■ Directions ■
Retype the records below exactly as they appear.

══ Information shown ══

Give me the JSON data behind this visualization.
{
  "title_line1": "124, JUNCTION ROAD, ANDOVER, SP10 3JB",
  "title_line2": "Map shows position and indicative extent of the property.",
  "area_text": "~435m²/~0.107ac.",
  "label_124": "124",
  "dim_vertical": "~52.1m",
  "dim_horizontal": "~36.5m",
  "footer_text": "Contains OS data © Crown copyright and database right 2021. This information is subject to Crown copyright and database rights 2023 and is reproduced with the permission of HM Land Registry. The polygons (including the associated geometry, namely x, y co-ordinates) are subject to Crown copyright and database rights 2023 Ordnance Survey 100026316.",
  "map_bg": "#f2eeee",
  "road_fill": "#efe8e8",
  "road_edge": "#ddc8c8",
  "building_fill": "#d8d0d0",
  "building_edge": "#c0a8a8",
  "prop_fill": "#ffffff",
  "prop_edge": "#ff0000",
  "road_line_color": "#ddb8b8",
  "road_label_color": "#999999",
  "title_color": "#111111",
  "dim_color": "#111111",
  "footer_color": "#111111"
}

═══

■ Problem solution ■
Give me the JSON data behind this visualization.
{
  "title_line1": "124, JUNCTION ROAD, ANDOVER, SP10 3JB",
  "title_line2": "Map shows position and indicative extent of the property.",
  "area_text": "~435m²/~0.107ac.",
  "label_124": "124",
  "dim_vertical": "~52.1m",
  "dim_horizontal": "~36.5m",
  "footer_text": "Contains OS data © Crown copyright and database right 2021. This information is subject to Crown copyright and database rights 2023 and is reproduced with the permission of HM Land Registry. The polygons (including the associated geometry, namely x, y co-ordinates) are subject to Crown copyright and database rights 2023 Ordnance Survey 100026316.",
  "map_bg": "#f2eeee",
  "road_fill": "#efe8e8",
  "road_edge": "#ddc8c8",
  "building_fill": "#d8d0d0",
  "building_edge": "#c0a8a8",
  "prop_fill": "#ffffff",
  "prop_edge": "#ff0000",
  "road_line_color": "#ddb8b8",
  "road_label_color": "#999999",
  "title_color": "#111111",
  "dim_color": "#111111",
  "footer_color": "#111111"
}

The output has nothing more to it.